Element-and-box listings:
==*==

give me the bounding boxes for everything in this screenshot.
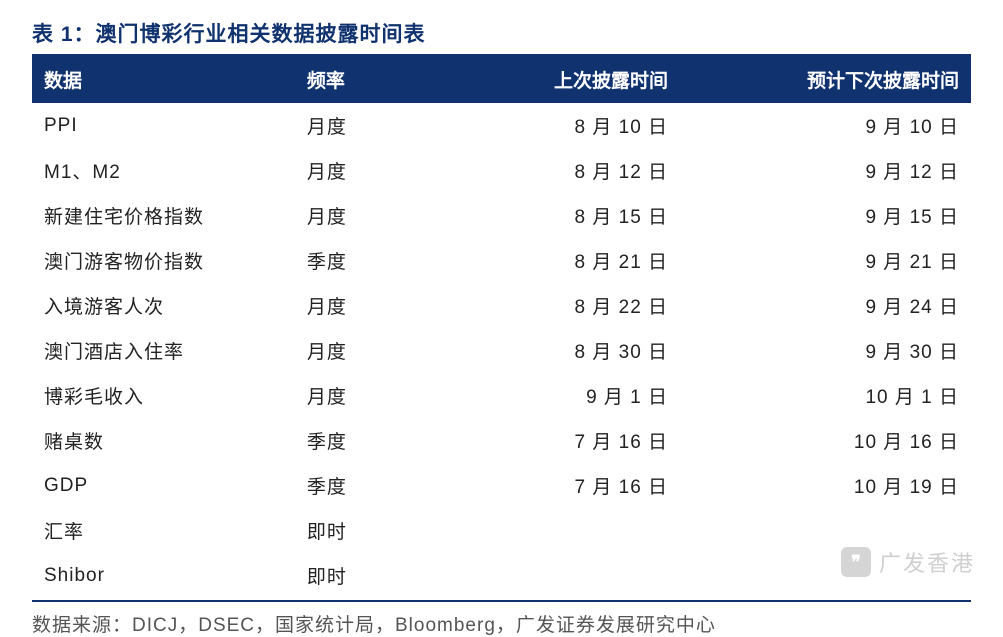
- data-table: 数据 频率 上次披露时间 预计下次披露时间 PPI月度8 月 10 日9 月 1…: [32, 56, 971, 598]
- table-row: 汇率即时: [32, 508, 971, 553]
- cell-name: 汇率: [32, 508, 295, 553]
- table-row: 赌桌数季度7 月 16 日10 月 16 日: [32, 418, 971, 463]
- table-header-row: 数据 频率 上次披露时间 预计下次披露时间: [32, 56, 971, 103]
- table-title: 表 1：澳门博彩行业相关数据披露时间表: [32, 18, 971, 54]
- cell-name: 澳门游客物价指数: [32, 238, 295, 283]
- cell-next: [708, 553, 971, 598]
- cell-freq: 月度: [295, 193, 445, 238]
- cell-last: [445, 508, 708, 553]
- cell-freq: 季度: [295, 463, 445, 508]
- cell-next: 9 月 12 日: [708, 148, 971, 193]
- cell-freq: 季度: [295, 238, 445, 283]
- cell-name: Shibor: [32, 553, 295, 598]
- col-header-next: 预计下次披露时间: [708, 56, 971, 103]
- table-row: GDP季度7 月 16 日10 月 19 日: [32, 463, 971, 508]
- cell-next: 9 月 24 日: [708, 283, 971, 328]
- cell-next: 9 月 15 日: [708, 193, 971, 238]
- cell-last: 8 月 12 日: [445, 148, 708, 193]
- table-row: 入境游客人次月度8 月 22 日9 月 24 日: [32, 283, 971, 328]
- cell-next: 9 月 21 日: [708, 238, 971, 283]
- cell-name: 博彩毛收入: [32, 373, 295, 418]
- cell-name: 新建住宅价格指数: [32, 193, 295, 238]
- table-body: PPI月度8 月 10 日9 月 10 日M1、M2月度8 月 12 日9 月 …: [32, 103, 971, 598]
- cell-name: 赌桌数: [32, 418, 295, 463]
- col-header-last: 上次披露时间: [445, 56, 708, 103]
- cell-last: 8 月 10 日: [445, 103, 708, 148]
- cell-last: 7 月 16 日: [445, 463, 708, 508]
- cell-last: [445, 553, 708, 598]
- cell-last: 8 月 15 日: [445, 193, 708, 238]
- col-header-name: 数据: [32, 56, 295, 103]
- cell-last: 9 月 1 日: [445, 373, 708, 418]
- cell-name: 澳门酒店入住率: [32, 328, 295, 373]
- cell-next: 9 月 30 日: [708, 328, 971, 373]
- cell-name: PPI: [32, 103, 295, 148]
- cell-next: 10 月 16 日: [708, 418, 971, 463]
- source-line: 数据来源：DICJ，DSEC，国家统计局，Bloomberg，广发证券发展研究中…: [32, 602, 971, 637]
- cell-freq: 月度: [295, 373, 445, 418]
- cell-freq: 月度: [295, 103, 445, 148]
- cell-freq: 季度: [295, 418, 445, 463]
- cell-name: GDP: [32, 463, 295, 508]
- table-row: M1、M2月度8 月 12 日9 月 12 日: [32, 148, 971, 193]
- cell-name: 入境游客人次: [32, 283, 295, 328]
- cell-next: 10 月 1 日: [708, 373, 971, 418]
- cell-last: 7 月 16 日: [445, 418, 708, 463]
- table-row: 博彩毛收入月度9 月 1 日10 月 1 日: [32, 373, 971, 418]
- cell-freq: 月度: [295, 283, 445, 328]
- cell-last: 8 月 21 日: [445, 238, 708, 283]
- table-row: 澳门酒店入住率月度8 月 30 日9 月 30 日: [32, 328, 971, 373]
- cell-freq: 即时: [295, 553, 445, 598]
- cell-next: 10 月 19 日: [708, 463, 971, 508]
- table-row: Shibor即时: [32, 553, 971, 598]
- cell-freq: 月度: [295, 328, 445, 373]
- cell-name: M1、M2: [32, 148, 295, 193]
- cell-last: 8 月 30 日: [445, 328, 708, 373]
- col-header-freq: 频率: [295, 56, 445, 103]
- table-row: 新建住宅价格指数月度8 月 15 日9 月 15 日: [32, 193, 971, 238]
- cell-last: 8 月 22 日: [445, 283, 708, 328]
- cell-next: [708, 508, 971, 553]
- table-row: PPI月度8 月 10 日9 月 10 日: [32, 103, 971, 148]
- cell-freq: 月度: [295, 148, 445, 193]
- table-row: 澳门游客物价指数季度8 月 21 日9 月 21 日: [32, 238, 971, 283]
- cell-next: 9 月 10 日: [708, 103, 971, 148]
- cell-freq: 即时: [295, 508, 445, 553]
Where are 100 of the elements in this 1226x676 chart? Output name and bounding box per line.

==*==

Exercise prompt: Reproduce every line of the items above verbatim, leaving out the picture markers.

Expected answer:
give me the bounding boxes for everything in this screenshot.
- data-table: 数据 频率 上次披露时间 预计下次披露时间 PPI月度8 月 10 日9 月 1…: [32, 56, 971, 598]
- table-row: 汇率即时: [32, 508, 971, 553]
- cell-name: 汇率: [32, 508, 295, 553]
- table-row: 赌桌数季度7 月 16 日10 月 16 日: [32, 418, 971, 463]
- table-header-row: 数据 频率 上次披露时间 预计下次披露时间: [32, 56, 971, 103]
- table-title: 表 1：澳门博彩行业相关数据披露时间表: [32, 18, 971, 54]
- cell-name: 澳门游客物价指数: [32, 238, 295, 283]
- cell-next: [708, 553, 971, 598]
- cell-freq: 月度: [295, 193, 445, 238]
- cell-last: [445, 508, 708, 553]
- cell-freq: 季度: [295, 463, 445, 508]
- cell-next: 9 月 12 日: [708, 148, 971, 193]
- cell-freq: 季度: [295, 238, 445, 283]
- cell-name: Shibor: [32, 553, 295, 598]
- col-header-next: 预计下次披露时间: [708, 56, 971, 103]
- table-row: GDP季度7 月 16 日10 月 19 日: [32, 463, 971, 508]
- cell-next: 9 月 24 日: [708, 283, 971, 328]
- cell-next: 9 月 15 日: [708, 193, 971, 238]
- cell-last: 8 月 12 日: [445, 148, 708, 193]
- table-row: 入境游客人次月度8 月 22 日9 月 24 日: [32, 283, 971, 328]
- cell-next: 9 月 21 日: [708, 238, 971, 283]
- cell-name: 博彩毛收入: [32, 373, 295, 418]
- cell-name: 新建住宅价格指数: [32, 193, 295, 238]
- table-body: PPI月度8 月 10 日9 月 10 日M1、M2月度8 月 12 日9 月 …: [32, 103, 971, 598]
- cell-name: 赌桌数: [32, 418, 295, 463]
- col-header-last: 上次披露时间: [445, 56, 708, 103]
- cell-last: 8 月 10 日: [445, 103, 708, 148]
- cell-last: 7 月 16 日: [445, 463, 708, 508]
- cell-last: [445, 553, 708, 598]
- cell-last: 8 月 15 日: [445, 193, 708, 238]
- col-header-name: 数据: [32, 56, 295, 103]
- cell-last: 9 月 1 日: [445, 373, 708, 418]
- cell-name: 澳门酒店入住率: [32, 328, 295, 373]
- cell-next: 9 月 30 日: [708, 328, 971, 373]
- cell-name: PPI: [32, 103, 295, 148]
- cell-next: 10 月 16 日: [708, 418, 971, 463]
- source-line: 数据来源：DICJ，DSEC，国家统计局，Bloomberg，广发证券发展研究中…: [32, 602, 971, 637]
- cell-freq: 月度: [295, 373, 445, 418]
- cell-freq: 月度: [295, 103, 445, 148]
- cell-freq: 季度: [295, 418, 445, 463]
- cell-name: GDP: [32, 463, 295, 508]
- table-row: M1、M2月度8 月 12 日9 月 12 日: [32, 148, 971, 193]
- cell-name: 入境游客人次: [32, 283, 295, 328]
- cell-next: 10 月 1 日: [708, 373, 971, 418]
- cell-last: 7 月 16 日: [445, 418, 708, 463]
- table-row: 博彩毛收入月度9 月 1 日10 月 1 日: [32, 373, 971, 418]
- cell-freq: 月度: [295, 283, 445, 328]
- cell-last: 8 月 21 日: [445, 238, 708, 283]
- table-row: 澳门酒店入住率月度8 月 30 日9 月 30 日: [32, 328, 971, 373]
- cell-freq: 即时: [295, 553, 445, 598]
- cell-next: 10 月 19 日: [708, 463, 971, 508]
- table-row: Shibor即时: [32, 553, 971, 598]
- cell-freq: 月度: [295, 328, 445, 373]
- cell-name: M1、M2: [32, 148, 295, 193]
- cell-last: 8 月 30 日: [445, 328, 708, 373]
- col-header-freq: 频率: [295, 56, 445, 103]
- table-row: 新建住宅价格指数月度8 月 15 日9 月 15 日: [32, 193, 971, 238]
- cell-last: 8 月 22 日: [445, 283, 708, 328]
- cell-next: [708, 508, 971, 553]
- table-row: PPI月度8 月 10 日9 月 10 日: [32, 103, 971, 148]
- cell-freq: 月度: [295, 148, 445, 193]
- table-row: 澳门游客物价指数季度8 月 21 日9 月 21 日: [32, 238, 971, 283]
- cell-next: 9 月 10 日: [708, 103, 971, 148]
- cell-freq: 即时: [295, 508, 445, 553]
Where are 100 of the elements in this 1226x676 chart? Output name and bounding box per line.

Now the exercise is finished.